## start Raw records

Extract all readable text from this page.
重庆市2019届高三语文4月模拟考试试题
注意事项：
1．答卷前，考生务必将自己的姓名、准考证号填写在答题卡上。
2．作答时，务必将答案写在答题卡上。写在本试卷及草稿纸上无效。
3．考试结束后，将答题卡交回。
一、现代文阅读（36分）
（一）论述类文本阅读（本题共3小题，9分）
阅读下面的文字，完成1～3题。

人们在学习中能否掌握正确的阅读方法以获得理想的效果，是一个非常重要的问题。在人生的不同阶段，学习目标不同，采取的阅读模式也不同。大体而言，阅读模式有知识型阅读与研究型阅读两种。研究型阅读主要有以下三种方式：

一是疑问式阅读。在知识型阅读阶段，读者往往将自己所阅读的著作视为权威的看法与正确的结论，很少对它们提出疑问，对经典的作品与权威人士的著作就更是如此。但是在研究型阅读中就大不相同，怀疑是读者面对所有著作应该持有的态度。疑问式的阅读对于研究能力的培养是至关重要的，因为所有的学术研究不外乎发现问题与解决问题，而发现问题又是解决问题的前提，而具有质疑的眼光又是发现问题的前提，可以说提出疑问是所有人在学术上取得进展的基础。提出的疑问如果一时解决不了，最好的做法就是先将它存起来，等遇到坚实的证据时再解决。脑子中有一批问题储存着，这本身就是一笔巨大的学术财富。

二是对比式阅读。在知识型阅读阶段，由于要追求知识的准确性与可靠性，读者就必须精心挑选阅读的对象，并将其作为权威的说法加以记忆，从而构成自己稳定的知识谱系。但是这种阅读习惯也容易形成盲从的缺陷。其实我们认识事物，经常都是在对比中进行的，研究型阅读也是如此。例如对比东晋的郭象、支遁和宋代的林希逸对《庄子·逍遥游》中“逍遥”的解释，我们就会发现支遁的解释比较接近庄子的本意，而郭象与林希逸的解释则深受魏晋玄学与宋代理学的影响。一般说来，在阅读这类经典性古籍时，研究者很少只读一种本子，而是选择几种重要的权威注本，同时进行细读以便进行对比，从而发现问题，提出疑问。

## end Raw records

- What to do:
Please repeat all the records above exactly as they appear.

- Solved exercise:
Extract all readable text from this page.
重庆市2019届高三语文4月模拟考试试题
注意事项：
1．答卷前，考生务必将自己的姓名、准考证号填写在答题卡上。
2．作答时，务必将答案写在答题卡上。写在本试卷及草稿纸上无效。
3．考试结束后，将答题卡交回。
一、现代文阅读（36分）
（一）论述类文本阅读（本题共3小题，9分）
阅读下面的文字，完成1～3题。

人们在学习中能否掌握正确的阅读方法以获得理想的效果，是一个非常重要的问题。在人生的不同阶段，学习目标不同，采取的阅读模式也不同。大体而言，阅读模式有知识型阅读与研究型阅读两种。研究型阅读主要有以下三种方式：

一是疑问式阅读。在知识型阅读阶段，读者往往将自己所阅读的著作视为权威的看法与正确的结论，很少对它们提出疑问，对经典的作品与权威人士的著作就更是如此。但是在研究型阅读中就大不相同，怀疑是读者面对所有著作应该持有的态度。疑问式的阅读对于研究能力的培养是至关重要的，因为所有的学术研究不外乎发现问题与解决问题，而发现问题又是解决问题的前提，而具有质疑的眼光又是发现问题的前提，可以说提出疑问是所有人在学术上取得进展的基础。提出的疑问如果一时解决不了，最好的做法就是先将它存起来，等遇到坚实的证据时再解决。脑子中有一批问题储存着，这本身就是一笔巨大的学术财富。

二是对比式阅读。在知识型阅读阶段，由于要追求知识的准确性与可靠性，读者就必须精心挑选阅读的对象，并将其作为权威的说法加以记忆，从而构成自己稳定的知识谱系。但是这种阅读习惯也容易形成盲从的缺陷。其实我们认识事物，经常都是在对比中进行的，研究型阅读也是如此。例如对比东晋的郭象、支遁和宋代的林希逸对《庄子·逍遥游》中“逍遥”的解释，我们就会发现支遁的解释比较接近庄子的本意，而郭象与林希逸的解释则深受魏晋玄学与宋代理学的影响。一般说来，在阅读这类经典性古籍时，研究者很少只读一种本子，而是选择几种重要的权威注本，同时进行细读以便进行对比，从而发现问题，提出疑问。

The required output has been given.